• [Extrait source]:
========================================

26      Or, un passager qui ne s’est pas rendu à l’aéroport, ainsi que cela semble être le cas du requérant au principal, au motif qu’il disposait d’éléments suffisants pour conclure que le vol n’arriverait à sa destination finale qu’avec un retard important, n’a, selon toute vraisemblance, pas subi une telle perte de temps.

27      Il convient en effet de rappeler qu’une perte de temps n’est pas un dommage généré à la suite d’un retard, mais constitue un désagrément, à l’instar d’autres désagréments sous-jacents aux situations de refus d’embarquement, d’annulation de vol et de retard important et accompagnant ces situations, tels que le manque de confort, le fait d’être temporairement privé de moyens de communication normalement disponibles (arrêt du 23 octobre 2012, Nelson e.a., C‑581/10 et C‑629/10, EU:C:2012:657, point 51) ou le fait de ne pas être en mesure de mener continûment ses affaires personnelles, familiales, sociales ou professionnelles (voir, en ce sens, arrêt du 4 septembre 2014, Germanwings, C‑452/13, EU:C:2014:2141, points 20 et 21).

========================================

• [Enregistrements]:
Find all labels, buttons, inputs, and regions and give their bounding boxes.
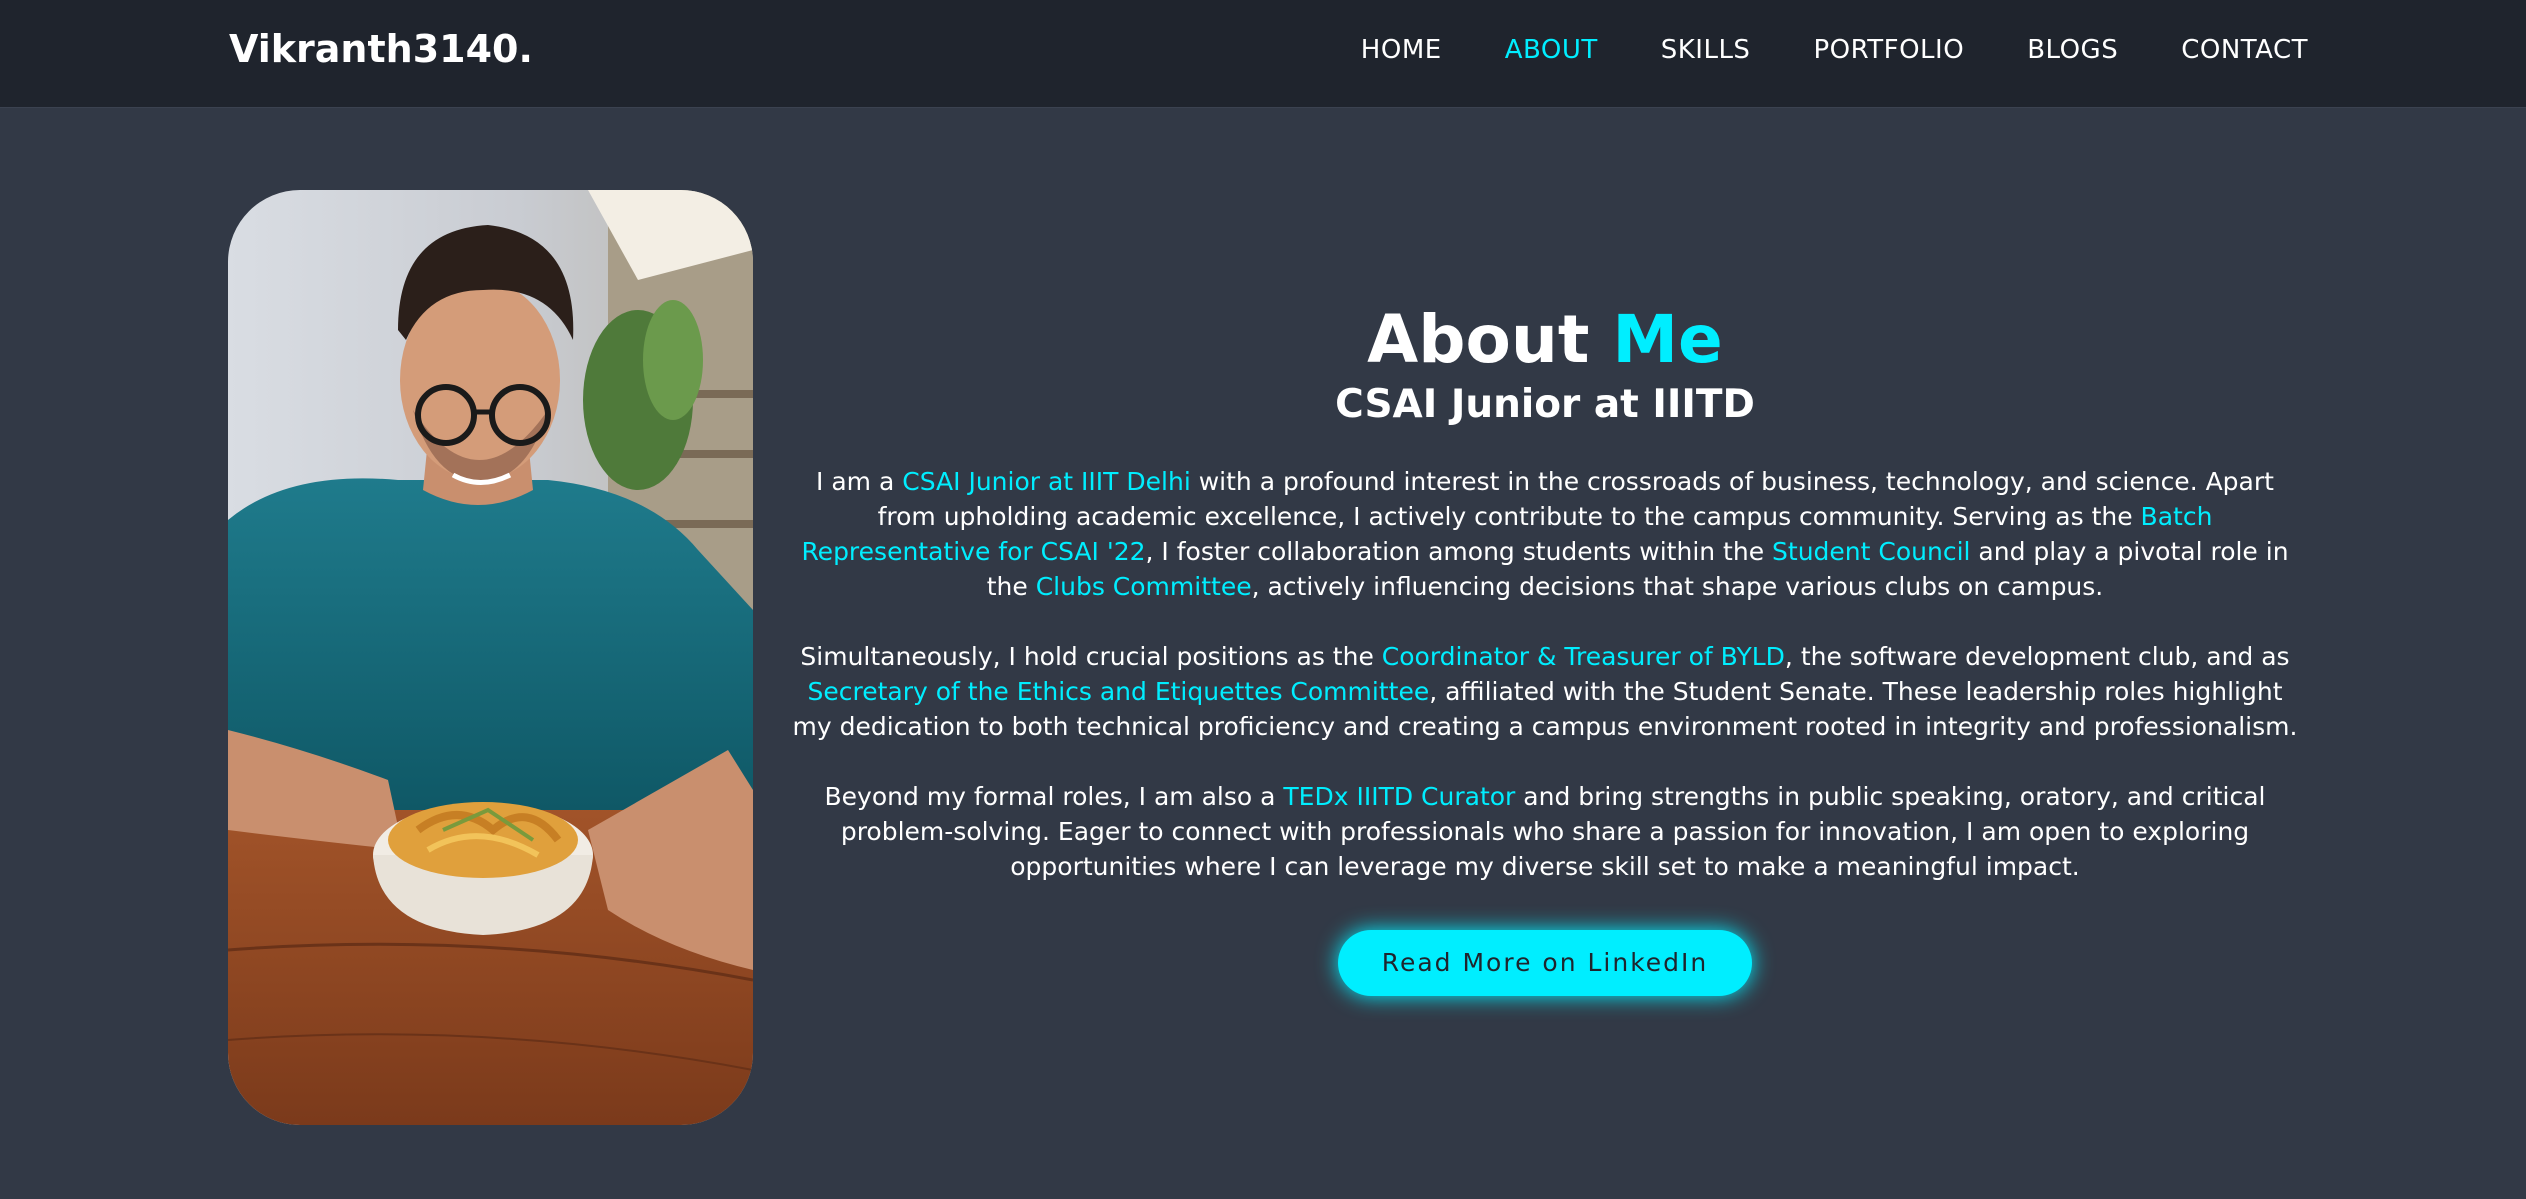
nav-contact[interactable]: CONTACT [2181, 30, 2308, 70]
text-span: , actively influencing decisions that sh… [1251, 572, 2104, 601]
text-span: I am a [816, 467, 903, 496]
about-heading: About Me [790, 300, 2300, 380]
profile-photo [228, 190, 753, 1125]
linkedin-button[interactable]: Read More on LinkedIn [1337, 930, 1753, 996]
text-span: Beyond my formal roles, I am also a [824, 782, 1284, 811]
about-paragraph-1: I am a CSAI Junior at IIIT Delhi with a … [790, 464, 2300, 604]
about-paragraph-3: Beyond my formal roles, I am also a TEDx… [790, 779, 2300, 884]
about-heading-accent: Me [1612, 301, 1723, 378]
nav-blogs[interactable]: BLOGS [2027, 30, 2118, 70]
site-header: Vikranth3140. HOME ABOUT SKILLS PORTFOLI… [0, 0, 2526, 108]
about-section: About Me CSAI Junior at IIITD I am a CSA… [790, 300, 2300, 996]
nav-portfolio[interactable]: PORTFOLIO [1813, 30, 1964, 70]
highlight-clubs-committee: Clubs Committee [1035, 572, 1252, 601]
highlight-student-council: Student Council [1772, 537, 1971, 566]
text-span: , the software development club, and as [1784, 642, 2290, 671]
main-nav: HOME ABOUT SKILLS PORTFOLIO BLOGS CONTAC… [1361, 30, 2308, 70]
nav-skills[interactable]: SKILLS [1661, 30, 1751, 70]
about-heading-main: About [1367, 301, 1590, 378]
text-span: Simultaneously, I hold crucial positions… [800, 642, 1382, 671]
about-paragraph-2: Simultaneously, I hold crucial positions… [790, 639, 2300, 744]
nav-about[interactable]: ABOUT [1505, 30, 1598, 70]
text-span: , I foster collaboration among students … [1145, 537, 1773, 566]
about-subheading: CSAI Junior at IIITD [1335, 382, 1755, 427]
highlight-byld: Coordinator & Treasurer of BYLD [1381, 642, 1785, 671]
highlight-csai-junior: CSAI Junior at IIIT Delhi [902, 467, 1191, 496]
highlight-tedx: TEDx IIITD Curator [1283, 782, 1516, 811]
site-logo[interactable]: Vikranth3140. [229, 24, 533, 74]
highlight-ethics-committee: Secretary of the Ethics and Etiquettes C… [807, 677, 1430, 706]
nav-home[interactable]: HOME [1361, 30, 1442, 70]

========================================

• [Consignes]:
#1 D'après l'extrait sur la perte de temps des passagers aériens, à quelle date l'arrêt Germanwings a-t-il été rendu ?
#2 Convertissez en tableau Markdown les lignes des enregistrements, en commençant par celle qui contient « nav-contact[interactable]: CONTACT [2181, 30, 2308, 70] » et en allant jusqu'à celle qui contient « profile-photo [228, 190, 753, 1125] » incluse, sans les lignes vides. Utilisez deux colonnes : « Numéro » pour le rang de la ligne et « Contenu » pour la ligne elle-même.
Le texte et les enregistrements n'ont aucun lien entre eux.

• [Réponses]:
#1 Le 4 septembre 2014.

#2
| Numéro | Contenu |
|---|---|
| 1 | nav-contact[interactable]: CONTACT [2181, 30, 2308, 70] |
| 2 | text-span: , actively influencing decisions that sh… [1251, 572, 2104, 601] |
| 3 | text-span: I am a [816, 467, 903, 496] |
| 4 | about-heading: About Me [790, 300, 2300, 380] |
| 5 | profile-photo [228, 190, 753, 1125] |